DATA FOR THIS TASK —
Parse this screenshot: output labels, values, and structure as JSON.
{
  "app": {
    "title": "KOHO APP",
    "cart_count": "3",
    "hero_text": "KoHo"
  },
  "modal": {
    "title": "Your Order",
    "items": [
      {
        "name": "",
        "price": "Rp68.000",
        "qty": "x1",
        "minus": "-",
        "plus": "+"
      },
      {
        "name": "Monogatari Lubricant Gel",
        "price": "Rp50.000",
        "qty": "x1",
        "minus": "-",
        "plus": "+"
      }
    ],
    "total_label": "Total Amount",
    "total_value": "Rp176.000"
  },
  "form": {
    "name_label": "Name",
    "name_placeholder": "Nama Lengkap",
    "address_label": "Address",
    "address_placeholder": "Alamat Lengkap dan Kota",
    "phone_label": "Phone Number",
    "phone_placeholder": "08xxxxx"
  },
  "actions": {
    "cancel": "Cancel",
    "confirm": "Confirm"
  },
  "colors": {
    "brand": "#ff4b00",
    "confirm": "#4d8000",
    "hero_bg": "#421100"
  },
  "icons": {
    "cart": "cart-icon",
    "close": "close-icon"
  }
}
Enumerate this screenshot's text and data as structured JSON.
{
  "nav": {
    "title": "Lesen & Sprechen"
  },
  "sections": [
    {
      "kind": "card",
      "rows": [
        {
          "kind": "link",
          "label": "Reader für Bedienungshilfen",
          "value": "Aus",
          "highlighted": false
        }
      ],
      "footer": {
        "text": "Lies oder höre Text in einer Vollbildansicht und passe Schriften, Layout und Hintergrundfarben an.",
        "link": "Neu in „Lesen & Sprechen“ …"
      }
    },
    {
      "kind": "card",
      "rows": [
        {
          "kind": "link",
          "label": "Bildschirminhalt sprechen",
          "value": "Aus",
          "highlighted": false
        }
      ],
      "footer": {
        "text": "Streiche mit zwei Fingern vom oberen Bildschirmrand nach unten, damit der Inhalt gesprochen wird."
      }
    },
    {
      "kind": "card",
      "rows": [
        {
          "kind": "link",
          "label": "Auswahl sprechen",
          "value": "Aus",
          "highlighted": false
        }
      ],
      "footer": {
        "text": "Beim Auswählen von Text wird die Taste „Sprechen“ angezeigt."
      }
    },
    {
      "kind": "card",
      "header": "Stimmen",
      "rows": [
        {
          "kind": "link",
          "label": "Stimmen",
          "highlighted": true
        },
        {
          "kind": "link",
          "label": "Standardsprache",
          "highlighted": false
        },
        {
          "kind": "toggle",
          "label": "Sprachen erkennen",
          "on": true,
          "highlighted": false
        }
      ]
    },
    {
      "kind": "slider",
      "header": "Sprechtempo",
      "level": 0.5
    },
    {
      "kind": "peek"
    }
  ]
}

STATED GOAL — Copy out each record, keeping every word as it is.

SOLUTION TO THIS PROBLEM —
Parse this screenshot: output labels, values, and structure as JSON.
{
  "app": {
    "title": "KOHO APP",
    "cart_count": "3",
    "hero_text": "KoHo"
  },
  "modal": {
    "title": "Your Order",
    "items": [
      {
        "name": "",
        "price": "Rp68.000",
        "qty": "x1",
        "minus": "-",
        "plus": "+"
      },
      {
        "name": "Monogatari Lubricant Gel",
        "price": "Rp50.000",
        "qty": "x1",
        "minus": "-",
        "plus": "+"
      }
    ],
    "total_label": "Total Amount",
    "total_value": "Rp176.000"
  },
  "form": {
    "name_label": "Name",
    "name_placeholder": "Nama Lengkap",
    "address_label": "Address",
    "address_placeholder": "Alamat Lengkap dan Kota",
    "phone_label": "Phone Number",
    "phone_placeholder": "08xxxxx"
  },
  "actions": {
    "cancel": "Cancel",
    "confirm": "Confirm"
  },
  "colors": {
    "brand": "#ff4b00",
    "confirm": "#4d8000",
    "hero_bg": "#421100"
  },
  "icons": {
    "cart": "cart-icon",
    "close": "close-icon"
  }
}
Enumerate this screenshot's text and data as structured JSON.
{
  "nav": {
    "title": "Lesen & Sprechen"
  },
  "sections": [
    {
      "kind": "card",
      "rows": [
        {
          "kind": "link",
          "label": "Reader für Bedienungshilfen",
          "value": "Aus",
          "highlighted": false
        }
      ],
      "footer": {
        "text": "Lies oder höre Text in einer Vollbildansicht und passe Schriften, Layout und Hintergrundfarben an.",
        "link": "Neu in „Lesen & Sprechen“ …"
      }
    },
    {
      "kind": "card",
      "rows": [
        {
          "kind": "link",
          "label": "Bildschirminhalt sprechen",
          "value": "Aus",
          "highlighted": false
        }
      ],
      "footer": {
        "text": "Streiche mit zwei Fingern vom oberen Bildschirmrand nach unten, damit der Inhalt gesprochen wird."
      }
    },
    {
      "kind": "card",
      "rows": [
        {
          "kind": "link",
          "label": "Auswahl sprechen",
          "value": "Aus",
          "highlighted": false
        }
      ],
      "footer": {
        "text": "Beim Auswählen von Text wird die Taste „Sprechen“ angezeigt."
      }
    },
    {
      "kind": "card",
      "header": "Stimmen",
      "rows": [
        {
          "kind": "link",
          "label": "Stimmen",
          "highlighted": true
        },
        {
          "kind": "link",
          "label": "Standardsprache",
          "highlighted": false
        },
        {
          "kind": "toggle",
          "label": "Sprachen erkennen",
          "on": true,
          "highlighted": false
        }
      ]
    },
    {
      "kind": "slider",
      "header": "Sprechtempo",
      "level": 0.5
    },
    {
      "kind": "peek"
    }
  ]
}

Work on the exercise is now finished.